**GIVEN EXERCISE**
Retype all of the data exactly as given.

**Stored data entries**
★ ★ ★ ★

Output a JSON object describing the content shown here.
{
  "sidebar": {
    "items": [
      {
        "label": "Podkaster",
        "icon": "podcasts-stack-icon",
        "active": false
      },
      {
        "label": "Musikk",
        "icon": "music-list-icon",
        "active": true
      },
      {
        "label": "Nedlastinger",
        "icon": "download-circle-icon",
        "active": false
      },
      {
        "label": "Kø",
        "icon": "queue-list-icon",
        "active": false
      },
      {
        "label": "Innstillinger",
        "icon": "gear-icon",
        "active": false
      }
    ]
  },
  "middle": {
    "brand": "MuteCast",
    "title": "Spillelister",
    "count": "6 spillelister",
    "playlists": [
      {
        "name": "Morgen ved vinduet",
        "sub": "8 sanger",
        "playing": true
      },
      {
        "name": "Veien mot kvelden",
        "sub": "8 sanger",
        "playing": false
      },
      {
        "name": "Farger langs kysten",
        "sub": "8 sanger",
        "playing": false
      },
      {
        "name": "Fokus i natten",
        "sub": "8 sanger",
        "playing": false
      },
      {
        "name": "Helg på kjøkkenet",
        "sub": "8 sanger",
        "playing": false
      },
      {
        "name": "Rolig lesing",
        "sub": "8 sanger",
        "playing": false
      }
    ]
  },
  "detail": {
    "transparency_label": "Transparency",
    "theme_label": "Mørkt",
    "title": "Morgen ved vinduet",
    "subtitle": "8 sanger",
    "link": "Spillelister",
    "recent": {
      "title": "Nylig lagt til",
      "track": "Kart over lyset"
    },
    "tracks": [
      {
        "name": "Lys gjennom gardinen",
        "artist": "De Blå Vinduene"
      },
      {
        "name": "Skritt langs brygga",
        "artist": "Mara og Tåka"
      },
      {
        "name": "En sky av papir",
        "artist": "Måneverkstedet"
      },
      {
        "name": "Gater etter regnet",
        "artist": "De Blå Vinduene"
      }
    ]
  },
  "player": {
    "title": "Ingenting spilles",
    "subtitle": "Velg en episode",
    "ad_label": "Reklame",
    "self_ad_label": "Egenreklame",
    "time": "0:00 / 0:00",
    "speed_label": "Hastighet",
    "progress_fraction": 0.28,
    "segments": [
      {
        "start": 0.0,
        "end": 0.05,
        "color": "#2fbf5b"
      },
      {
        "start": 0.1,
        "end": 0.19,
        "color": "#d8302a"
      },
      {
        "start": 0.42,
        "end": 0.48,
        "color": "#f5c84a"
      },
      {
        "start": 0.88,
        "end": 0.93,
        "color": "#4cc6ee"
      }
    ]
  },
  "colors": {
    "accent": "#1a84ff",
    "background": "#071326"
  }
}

★ ★ ★ ★

**EXERCISE ANSWER**
Output a JSON object describing the content shown here.
{
  "sidebar": {
    "items": [
      {
        "label": "Podkaster",
        "icon": "podcasts-stack-icon",
        "active": false
      },
      {
        "label": "Musikk",
        "icon": "music-list-icon",
        "active": true
      },
      {
        "label": "Nedlastinger",
        "icon": "download-circle-icon",
        "active": false
      },
      {
        "label": "Kø",
        "icon": "queue-list-icon",
        "active": false
      },
      {
        "label": "Innstillinger",
        "icon": "gear-icon",
        "active": false
      }
    ]
  },
  "middle": {
    "brand": "MuteCast",
    "title": "Spillelister",
    "count": "6 spillelister",
    "playlists": [
      {
        "name": "Morgen ved vinduet",
        "sub": "8 sanger",
        "playing": true
      },
      {
        "name": "Veien mot kvelden",
        "sub": "8 sanger",
        "playing": false
      },
      {
        "name": "Farger langs kysten",
        "sub": "8 sanger",
        "playing": false
      },
      {
        "name": "Fokus i natten",
        "sub": "8 sanger",
        "playing": false
      },
      {
        "name": "Helg på kjøkkenet",
        "sub": "8 sanger",
        "playing": false
      },
      {
        "name": "Rolig lesing",
        "sub": "8 sanger",
        "playing": false
      }
    ]
  },
  "detail": {
    "transparency_label": "Transparency",
    "theme_label": "Mørkt",
    "title": "Morgen ved vinduet",
    "subtitle": "8 sanger",
    "link": "Spillelister",
    "recent": {
      "title": "Nylig lagt til",
      "track": "Kart over lyset"
    },
    "tracks": [
      {
        "name": "Lys gjennom gardinen",
        "artist": "De Blå Vinduene"
      },
      {
        "name": "Skritt langs brygga",
        "artist": "Mara og Tåka"
      },
      {
        "name": "En sky av papir",
        "artist": "Måneverkstedet"
      },
      {
        "name": "Gater etter regnet",
        "artist": "De Blå Vinduene"
      }
    ]
  },
  "player": {
    "title": "Ingenting spilles",
    "subtitle": "Velg en episode",
    "ad_label": "Reklame",
    "self_ad_label": "Egenreklame",
    "time": "0:00 / 0:00",
    "speed_label": "Hastighet",
    "progress_fraction": 0.28,
    "segments": [
      {
        "start": 0.0,
        "end": 0.05,
        "color": "#2fbf5b"
      },
      {
        "start": 0.1,
        "end": 0.19,
        "color": "#d8302a"
      },
      {
        "start": 0.42,
        "end": 0.48,
        "color": "#f5c84a"
      },
      {
        "start": 0.88,
        "end": 0.93,
        "color": "#4cc6ee"
      }
    ]
  },
  "colors": {
    "accent": "#1a84ff",
    "background": "#071326"
  }
}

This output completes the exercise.